TASK DESCRIPTION:
Extract each line where the string "legend" shows up.

Dataset records:
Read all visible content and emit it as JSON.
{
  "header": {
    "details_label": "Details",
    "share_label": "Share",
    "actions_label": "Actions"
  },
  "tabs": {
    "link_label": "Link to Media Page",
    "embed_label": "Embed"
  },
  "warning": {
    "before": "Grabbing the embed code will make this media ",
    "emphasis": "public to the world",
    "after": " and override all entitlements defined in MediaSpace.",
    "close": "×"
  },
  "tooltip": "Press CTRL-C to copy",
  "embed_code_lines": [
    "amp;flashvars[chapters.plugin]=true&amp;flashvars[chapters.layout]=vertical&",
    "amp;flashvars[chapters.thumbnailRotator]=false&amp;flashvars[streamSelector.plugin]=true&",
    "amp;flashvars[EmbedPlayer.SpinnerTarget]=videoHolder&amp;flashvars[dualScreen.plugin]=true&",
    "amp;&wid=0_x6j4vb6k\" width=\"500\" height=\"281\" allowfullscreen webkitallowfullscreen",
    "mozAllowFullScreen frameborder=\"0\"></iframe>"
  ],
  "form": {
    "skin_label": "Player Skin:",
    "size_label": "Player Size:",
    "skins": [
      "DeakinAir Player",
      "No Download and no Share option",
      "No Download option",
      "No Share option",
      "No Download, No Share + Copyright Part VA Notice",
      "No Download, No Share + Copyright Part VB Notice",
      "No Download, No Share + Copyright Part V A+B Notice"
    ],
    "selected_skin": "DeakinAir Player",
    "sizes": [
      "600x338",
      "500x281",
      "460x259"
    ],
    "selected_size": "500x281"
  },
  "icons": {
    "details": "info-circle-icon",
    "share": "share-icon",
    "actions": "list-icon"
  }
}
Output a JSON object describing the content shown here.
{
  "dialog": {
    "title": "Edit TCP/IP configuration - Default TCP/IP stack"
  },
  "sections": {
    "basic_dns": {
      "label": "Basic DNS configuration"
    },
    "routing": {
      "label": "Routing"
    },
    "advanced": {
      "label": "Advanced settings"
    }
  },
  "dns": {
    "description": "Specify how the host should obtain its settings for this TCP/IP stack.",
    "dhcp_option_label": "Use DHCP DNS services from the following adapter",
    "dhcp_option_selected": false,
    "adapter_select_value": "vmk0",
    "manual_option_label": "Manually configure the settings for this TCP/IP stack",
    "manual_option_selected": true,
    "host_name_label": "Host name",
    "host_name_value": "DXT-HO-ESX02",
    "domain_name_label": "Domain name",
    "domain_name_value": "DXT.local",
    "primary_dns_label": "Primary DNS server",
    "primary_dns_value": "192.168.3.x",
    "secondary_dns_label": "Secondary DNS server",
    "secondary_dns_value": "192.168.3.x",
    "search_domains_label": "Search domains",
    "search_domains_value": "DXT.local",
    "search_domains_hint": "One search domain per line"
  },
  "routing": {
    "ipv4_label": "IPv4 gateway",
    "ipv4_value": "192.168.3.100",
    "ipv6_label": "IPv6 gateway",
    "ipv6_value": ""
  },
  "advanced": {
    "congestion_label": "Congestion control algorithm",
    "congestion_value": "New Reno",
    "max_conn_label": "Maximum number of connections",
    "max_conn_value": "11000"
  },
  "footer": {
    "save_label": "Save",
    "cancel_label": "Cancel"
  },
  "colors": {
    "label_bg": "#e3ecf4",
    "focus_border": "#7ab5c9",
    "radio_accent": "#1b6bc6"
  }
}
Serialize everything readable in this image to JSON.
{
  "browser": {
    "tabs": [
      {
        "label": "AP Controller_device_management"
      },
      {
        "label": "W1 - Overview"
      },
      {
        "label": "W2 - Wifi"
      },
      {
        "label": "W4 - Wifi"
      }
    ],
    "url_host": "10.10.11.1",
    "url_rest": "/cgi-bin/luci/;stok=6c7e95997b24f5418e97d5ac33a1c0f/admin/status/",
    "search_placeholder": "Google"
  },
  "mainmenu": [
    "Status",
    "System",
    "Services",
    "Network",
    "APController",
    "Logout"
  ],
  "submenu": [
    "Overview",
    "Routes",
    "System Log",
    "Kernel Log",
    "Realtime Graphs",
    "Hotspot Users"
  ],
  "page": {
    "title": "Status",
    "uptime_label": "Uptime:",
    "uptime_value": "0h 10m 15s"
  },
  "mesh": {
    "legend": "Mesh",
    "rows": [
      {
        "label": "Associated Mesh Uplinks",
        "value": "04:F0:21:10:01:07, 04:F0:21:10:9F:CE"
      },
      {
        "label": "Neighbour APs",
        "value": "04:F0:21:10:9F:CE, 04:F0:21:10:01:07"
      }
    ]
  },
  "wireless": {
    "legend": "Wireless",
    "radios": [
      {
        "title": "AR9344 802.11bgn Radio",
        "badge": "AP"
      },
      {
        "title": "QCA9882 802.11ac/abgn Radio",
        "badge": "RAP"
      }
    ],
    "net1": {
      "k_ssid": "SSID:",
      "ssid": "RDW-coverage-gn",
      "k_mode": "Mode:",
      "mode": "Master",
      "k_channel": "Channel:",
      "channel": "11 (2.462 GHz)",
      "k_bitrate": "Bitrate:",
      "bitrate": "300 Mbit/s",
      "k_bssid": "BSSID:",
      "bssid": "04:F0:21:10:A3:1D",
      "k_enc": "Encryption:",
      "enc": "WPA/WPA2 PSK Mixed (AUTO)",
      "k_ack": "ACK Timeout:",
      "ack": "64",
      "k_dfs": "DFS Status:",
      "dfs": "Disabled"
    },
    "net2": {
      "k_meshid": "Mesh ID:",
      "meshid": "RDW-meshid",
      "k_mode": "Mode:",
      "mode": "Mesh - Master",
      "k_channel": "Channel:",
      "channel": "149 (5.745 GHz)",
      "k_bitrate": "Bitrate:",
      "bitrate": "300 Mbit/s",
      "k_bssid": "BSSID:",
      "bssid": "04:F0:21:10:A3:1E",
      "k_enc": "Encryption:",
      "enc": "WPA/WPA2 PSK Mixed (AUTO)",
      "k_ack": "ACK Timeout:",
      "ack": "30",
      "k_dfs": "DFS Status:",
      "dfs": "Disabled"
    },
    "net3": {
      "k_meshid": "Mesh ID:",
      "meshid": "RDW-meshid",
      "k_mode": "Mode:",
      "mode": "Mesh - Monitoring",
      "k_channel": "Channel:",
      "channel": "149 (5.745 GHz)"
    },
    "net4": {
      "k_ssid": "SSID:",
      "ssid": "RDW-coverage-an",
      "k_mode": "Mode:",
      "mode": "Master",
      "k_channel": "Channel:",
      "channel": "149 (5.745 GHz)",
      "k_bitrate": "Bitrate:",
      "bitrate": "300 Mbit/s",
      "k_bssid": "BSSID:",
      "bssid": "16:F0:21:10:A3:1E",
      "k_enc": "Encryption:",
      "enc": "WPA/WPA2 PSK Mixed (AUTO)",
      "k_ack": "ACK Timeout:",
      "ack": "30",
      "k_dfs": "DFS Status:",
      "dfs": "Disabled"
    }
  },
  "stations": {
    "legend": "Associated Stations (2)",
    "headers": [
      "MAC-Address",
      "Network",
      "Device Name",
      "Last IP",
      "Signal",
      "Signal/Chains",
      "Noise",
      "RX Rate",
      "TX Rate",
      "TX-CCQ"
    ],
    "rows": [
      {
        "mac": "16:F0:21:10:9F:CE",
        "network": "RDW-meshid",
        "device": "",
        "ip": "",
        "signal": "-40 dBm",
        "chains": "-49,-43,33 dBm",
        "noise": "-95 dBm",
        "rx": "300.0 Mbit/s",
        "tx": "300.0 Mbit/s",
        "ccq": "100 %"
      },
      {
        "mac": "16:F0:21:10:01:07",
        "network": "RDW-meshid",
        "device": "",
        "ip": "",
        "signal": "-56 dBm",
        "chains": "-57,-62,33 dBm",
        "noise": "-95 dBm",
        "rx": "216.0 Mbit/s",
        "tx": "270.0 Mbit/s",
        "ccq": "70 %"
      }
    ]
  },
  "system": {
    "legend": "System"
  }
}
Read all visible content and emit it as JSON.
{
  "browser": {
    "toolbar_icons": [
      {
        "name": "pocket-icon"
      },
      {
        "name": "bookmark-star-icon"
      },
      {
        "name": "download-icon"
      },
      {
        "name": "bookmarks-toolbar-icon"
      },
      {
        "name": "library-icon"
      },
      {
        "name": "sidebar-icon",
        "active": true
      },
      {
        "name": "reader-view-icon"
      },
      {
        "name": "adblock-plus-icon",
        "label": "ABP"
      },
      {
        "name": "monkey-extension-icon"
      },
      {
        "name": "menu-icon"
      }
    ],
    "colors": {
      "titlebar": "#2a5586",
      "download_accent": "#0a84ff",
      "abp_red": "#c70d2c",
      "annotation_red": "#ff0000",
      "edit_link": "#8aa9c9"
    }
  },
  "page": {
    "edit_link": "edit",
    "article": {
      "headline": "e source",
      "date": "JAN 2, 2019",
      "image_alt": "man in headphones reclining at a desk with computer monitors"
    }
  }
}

OUTPUT FOR THIS EXERCISE:
    "legend": "Mesh",
    "legend": "Wireless",
    "legend": "Associated Stations (2)",
    "legend": "System"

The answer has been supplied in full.